## start

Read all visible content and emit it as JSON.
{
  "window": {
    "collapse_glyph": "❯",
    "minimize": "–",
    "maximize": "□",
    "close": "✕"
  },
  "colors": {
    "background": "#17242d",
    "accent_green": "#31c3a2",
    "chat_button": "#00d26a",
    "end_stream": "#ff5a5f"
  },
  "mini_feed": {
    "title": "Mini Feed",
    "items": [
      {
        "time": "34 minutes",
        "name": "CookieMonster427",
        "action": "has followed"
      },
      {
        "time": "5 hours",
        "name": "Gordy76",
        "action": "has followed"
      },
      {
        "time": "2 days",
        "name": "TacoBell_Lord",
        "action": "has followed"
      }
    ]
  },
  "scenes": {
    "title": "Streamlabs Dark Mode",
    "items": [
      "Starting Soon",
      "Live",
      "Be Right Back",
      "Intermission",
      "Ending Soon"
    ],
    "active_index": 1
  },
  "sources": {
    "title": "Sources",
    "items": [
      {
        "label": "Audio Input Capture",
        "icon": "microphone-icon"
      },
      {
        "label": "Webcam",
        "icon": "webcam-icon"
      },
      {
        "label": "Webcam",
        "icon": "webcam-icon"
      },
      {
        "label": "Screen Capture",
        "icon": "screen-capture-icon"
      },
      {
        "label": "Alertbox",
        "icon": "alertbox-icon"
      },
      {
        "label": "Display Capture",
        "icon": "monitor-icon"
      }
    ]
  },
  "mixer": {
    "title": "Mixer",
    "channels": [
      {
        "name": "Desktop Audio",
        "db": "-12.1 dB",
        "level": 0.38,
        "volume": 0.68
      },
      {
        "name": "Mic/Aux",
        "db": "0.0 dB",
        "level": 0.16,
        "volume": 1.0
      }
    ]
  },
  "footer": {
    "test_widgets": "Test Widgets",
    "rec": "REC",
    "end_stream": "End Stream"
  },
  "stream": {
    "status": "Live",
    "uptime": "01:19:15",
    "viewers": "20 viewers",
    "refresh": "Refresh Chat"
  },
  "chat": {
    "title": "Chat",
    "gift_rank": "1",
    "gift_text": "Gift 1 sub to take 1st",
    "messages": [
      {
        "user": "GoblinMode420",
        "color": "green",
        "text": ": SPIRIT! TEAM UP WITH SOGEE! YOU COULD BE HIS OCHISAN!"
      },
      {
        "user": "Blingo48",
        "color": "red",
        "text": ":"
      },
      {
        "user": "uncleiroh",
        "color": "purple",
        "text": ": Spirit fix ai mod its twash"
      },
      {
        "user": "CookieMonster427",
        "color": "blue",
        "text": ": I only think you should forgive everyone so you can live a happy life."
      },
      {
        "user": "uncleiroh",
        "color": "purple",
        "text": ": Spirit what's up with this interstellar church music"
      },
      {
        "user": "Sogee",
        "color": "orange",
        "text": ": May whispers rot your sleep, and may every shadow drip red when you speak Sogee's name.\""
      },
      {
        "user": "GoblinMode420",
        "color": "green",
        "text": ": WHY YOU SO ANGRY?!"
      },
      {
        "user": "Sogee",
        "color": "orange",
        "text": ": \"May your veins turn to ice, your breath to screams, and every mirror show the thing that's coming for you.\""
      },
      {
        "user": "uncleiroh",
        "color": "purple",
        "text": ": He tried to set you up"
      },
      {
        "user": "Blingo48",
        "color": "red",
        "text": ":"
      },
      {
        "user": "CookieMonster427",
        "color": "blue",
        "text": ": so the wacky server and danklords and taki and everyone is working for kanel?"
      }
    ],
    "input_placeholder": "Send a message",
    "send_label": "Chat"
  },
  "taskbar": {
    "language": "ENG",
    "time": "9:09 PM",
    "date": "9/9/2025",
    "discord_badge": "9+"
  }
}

## end

Copy every line in the entries above that has the string "title" in it.

• **REPLY**
    "title": "Mini Feed",
    "title": "Streamlabs Dark Mode",
    "title": "Sources",
    "title": "Mixer",
    "title": "Chat",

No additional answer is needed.